**Problem details**
Will you give every entry again exactly as it stands?

(Saved data entries)
++++
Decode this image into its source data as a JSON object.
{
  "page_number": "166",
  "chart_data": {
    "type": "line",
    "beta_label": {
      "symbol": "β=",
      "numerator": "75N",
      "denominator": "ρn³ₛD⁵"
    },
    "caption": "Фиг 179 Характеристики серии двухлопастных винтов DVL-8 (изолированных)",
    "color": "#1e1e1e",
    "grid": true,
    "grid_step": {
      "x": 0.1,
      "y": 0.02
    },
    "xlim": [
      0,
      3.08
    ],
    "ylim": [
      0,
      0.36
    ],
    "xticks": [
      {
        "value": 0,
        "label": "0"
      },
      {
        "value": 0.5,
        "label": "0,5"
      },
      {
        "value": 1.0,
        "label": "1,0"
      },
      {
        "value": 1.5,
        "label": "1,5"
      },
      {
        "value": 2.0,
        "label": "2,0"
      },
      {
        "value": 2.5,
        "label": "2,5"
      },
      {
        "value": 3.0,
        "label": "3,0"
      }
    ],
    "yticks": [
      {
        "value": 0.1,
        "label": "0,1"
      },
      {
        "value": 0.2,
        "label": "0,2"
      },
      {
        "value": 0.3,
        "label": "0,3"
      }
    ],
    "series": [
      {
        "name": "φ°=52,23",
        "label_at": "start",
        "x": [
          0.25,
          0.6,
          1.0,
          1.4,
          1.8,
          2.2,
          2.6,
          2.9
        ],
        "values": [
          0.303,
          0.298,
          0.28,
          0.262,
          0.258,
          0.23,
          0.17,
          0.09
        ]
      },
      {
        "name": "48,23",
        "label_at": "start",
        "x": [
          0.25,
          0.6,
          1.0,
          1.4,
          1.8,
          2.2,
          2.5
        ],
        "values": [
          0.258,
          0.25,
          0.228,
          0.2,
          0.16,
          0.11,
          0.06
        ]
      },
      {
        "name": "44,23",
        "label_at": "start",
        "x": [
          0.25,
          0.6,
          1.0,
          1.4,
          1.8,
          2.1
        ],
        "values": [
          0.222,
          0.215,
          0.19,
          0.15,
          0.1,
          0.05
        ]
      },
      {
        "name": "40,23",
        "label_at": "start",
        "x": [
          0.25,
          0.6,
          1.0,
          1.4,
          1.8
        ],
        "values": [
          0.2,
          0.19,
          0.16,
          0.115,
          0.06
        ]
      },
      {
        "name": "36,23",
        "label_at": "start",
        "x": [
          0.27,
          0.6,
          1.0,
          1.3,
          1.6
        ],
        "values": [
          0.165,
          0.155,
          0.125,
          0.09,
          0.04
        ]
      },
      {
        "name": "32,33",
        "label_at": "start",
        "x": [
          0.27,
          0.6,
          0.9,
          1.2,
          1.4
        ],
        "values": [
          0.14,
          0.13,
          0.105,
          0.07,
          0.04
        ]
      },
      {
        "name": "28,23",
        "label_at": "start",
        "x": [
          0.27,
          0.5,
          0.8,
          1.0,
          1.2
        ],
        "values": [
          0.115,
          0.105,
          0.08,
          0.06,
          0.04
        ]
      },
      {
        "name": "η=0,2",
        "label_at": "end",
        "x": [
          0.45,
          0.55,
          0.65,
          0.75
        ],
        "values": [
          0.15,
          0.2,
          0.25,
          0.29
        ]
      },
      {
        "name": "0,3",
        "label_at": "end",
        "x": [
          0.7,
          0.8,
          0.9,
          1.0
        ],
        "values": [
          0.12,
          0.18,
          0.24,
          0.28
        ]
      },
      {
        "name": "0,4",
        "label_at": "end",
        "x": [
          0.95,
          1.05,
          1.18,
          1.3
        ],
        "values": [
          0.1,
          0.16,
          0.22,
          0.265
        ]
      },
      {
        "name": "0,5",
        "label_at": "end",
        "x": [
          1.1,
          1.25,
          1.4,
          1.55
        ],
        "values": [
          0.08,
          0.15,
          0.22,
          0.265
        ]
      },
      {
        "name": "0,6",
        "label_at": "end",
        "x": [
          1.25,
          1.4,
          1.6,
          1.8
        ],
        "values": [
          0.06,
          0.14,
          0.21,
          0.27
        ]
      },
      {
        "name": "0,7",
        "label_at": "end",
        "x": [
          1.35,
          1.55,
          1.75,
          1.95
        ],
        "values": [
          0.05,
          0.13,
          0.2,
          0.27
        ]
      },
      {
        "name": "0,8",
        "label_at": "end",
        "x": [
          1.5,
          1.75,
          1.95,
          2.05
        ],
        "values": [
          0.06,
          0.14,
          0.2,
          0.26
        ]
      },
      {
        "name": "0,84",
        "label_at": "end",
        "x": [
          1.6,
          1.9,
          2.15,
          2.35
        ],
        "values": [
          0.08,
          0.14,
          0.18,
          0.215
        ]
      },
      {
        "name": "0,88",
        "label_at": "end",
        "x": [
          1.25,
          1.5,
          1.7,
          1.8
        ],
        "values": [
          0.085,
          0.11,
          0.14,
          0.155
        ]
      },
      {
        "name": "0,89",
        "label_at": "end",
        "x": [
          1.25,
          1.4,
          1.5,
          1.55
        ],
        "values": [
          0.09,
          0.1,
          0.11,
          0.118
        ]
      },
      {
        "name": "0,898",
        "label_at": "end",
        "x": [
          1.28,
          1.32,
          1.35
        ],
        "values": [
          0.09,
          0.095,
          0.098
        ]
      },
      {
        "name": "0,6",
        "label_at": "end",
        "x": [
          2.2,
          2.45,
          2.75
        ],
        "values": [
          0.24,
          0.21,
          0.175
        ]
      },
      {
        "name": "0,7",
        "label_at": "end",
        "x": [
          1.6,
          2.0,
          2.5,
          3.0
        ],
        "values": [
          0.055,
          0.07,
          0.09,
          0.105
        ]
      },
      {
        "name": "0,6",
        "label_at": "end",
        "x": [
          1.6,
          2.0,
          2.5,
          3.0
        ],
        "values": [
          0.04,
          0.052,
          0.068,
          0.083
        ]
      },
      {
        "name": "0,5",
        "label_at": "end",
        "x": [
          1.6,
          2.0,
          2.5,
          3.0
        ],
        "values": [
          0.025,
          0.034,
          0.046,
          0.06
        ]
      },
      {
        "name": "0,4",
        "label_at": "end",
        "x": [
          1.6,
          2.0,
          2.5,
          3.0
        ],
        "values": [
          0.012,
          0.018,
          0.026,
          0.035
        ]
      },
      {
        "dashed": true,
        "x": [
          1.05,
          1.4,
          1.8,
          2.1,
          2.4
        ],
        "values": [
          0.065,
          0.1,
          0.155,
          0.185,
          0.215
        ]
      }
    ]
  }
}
++++
**Result of this task**
Decode this image into its source data as a JSON object.
{
  "page_number": "166",
  "chart_data": {
    "type": "line",
    "beta_label": {
      "symbol": "β=",
      "numerator": "75N",
      "denominator": "ρn³ₛD⁵"
    },
    "caption": "Фиг 179 Характеристики серии двухлопастных винтов DVL-8 (изолированных)",
    "color": "#1e1e1e",
    "grid": true,
    "grid_step": {
      "x": 0.1,
      "y": 0.02
    },
    "xlim": [
      0,
      3.08
    ],
    "ylim": [
      0,
      0.36
    ],
    "xticks": [
      {
        "value": 0,
        "label": "0"
      },
      {
        "value": 0.5,
        "label": "0,5"
      },
      {
        "value": 1.0,
        "label": "1,0"
      },
      {
        "value": 1.5,
        "label": "1,5"
      },
      {
        "value": 2.0,
        "label": "2,0"
      },
      {
        "value": 2.5,
        "label": "2,5"
      },
      {
        "value": 3.0,
        "label": "3,0"
      }
    ],
    "yticks": [
      {
        "value": 0.1,
        "label": "0,1"
      },
      {
        "value": 0.2,
        "label": "0,2"
      },
      {
        "value": 0.3,
        "label": "0,3"
      }
    ],
    "series": [
      {
        "name": "φ°=52,23",
        "label_at": "start",
        "x": [
          0.25,
          0.6,
          1.0,
          1.4,
          1.8,
          2.2,
          2.6,
          2.9
        ],
        "values": [
          0.303,
          0.298,
          0.28,
          0.262,
          0.258,
          0.23,
          0.17,
          0.09
        ]
      },
      {
        "name": "48,23",
        "label_at": "start",
        "x": [
          0.25,
          0.6,
          1.0,
          1.4,
          1.8,
          2.2,
          2.5
        ],
        "values": [
          0.258,
          0.25,
          0.228,
          0.2,
          0.16,
          0.11,
          0.06
        ]
      },
      {
        "name": "44,23",
        "label_at": "start",
        "x": [
          0.25,
          0.6,
          1.0,
          1.4,
          1.8,
          2.1
        ],
        "values": [
          0.222,
          0.215,
          0.19,
          0.15,
          0.1,
          0.05
        ]
      },
      {
        "name": "40,23",
        "label_at": "start",
        "x": [
          0.25,
          0.6,
          1.0,
          1.4,
          1.8
        ],
        "values": [
          0.2,
          0.19,
          0.16,
          0.115,
          0.06
        ]
      },
      {
        "name": "36,23",
        "label_at": "start",
        "x": [
          0.27,
          0.6,
          1.0,
          1.3,
          1.6
        ],
        "values": [
          0.165,
          0.155,
          0.125,
          0.09,
          0.04
        ]
      },
      {
        "name": "32,33",
        "label_at": "start",
        "x": [
          0.27,
          0.6,
          0.9,
          1.2,
          1.4
        ],
        "values": [
          0.14,
          0.13,
          0.105,
          0.07,
          0.04
        ]
      },
      {
        "name": "28,23",
        "label_at": "start",
        "x": [
          0.27,
          0.5,
          0.8,
          1.0,
          1.2
        ],
        "values": [
          0.115,
          0.105,
          0.08,
          0.06,
          0.04
        ]
      },
      {
        "name": "η=0,2",
        "label_at": "end",
        "x": [
          0.45,
          0.55,
          0.65,
          0.75
        ],
        "values": [
          0.15,
          0.2,
          0.25,
          0.29
        ]
      },
      {
        "name": "0,3",
        "label_at": "end",
        "x": [
          0.7,
          0.8,
          0.9,
          1.0
        ],
        "values": [
          0.12,
          0.18,
          0.24,
          0.28
        ]
      },
      {
        "name": "0,4",
        "label_at": "end",
        "x": [
          0.95,
          1.05,
          1.18,
          1.3
        ],
        "values": [
          0.1,
          0.16,
          0.22,
          0.265
        ]
      },
      {
        "name": "0,5",
        "label_at": "end",
        "x": [
          1.1,
          1.25,
          1.4,
          1.55
        ],
        "values": [
          0.08,
          0.15,
          0.22,
          0.265
        ]
      },
      {
        "name": "0,6",
        "label_at": "end",
        "x": [
          1.25,
          1.4,
          1.6,
          1.8
        ],
        "values": [
          0.06,
          0.14,
          0.21,
          0.27
        ]
      },
      {
        "name": "0,7",
        "label_at": "end",
        "x": [
          1.35,
          1.55,
          1.75,
          1.95
        ],
        "values": [
          0.05,
          0.13,
          0.2,
          0.27
        ]
      },
      {
        "name": "0,8",
        "label_at": "end",
        "x": [
          1.5,
          1.75,
          1.95,
          2.05
        ],
        "values": [
          0.06,
          0.14,
          0.2,
          0.26
        ]
      },
      {
        "name": "0,84",
        "label_at": "end",
        "x": [
          1.6,
          1.9,
          2.15,
          2.35
        ],
        "values": [
          0.08,
          0.14,
          0.18,
          0.215
        ]
      },
      {
        "name": "0,88",
        "label_at": "end",
        "x": [
          1.25,
          1.5,
          1.7,
          1.8
        ],
        "values": [
          0.085,
          0.11,
          0.14,
          0.155
        ]
      },
      {
        "name": "0,89",
        "label_at": "end",
        "x": [
          1.25,
          1.4,
          1.5,
          1.55
        ],
        "values": [
          0.09,
          0.1,
          0.11,
          0.118
        ]
      },
      {
        "name": "0,898",
        "label_at": "end",
        "x": [
          1.28,
          1.32,
          1.35
        ],
        "values": [
          0.09,
          0.095,
          0.098
        ]
      },
      {
        "name": "0,6",
        "label_at": "end",
        "x": [
          2.2,
          2.45,
          2.75
        ],
        "values": [
          0.24,
          0.21,
          0.175
        ]
      },
      {
        "name": "0,7",
        "label_at": "end",
        "x": [
          1.6,
          2.0,
          2.5,
          3.0
        ],
        "values": [
          0.055,
          0.07,
          0.09,
          0.105
        ]
      },
      {
        "name": "0,6",
        "label_at": "end",
        "x": [
          1.6,
          2.0,
          2.5,
          3.0
        ],
        "values": [
          0.04,
          0.052,
          0.068,
          0.083
        ]
      },
      {
        "name": "0,5",
        "label_at": "end",
        "x": [
          1.6,
          2.0,
          2.5,
          3.0
        ],
        "values": [
          0.025,
          0.034,
          0.046,
          0.06
        ]
      },
      {
        "name": "0,4",
        "label_at": "end",
        "x": [
          1.6,
          2.0,
          2.5,
          3.0
        ],
        "values": [
          0.012,
          0.018,
          0.026,
          0.035
        ]
      },
      {
        "dashed": true,
        "x": [
          1.05,
          1.4,
          1.8,
          2.1,
          2.4
        ],
        "values": [
          0.065,
          0.1,
          0.155,
          0.185,
          0.215
        ]
      }
    ]
  }
}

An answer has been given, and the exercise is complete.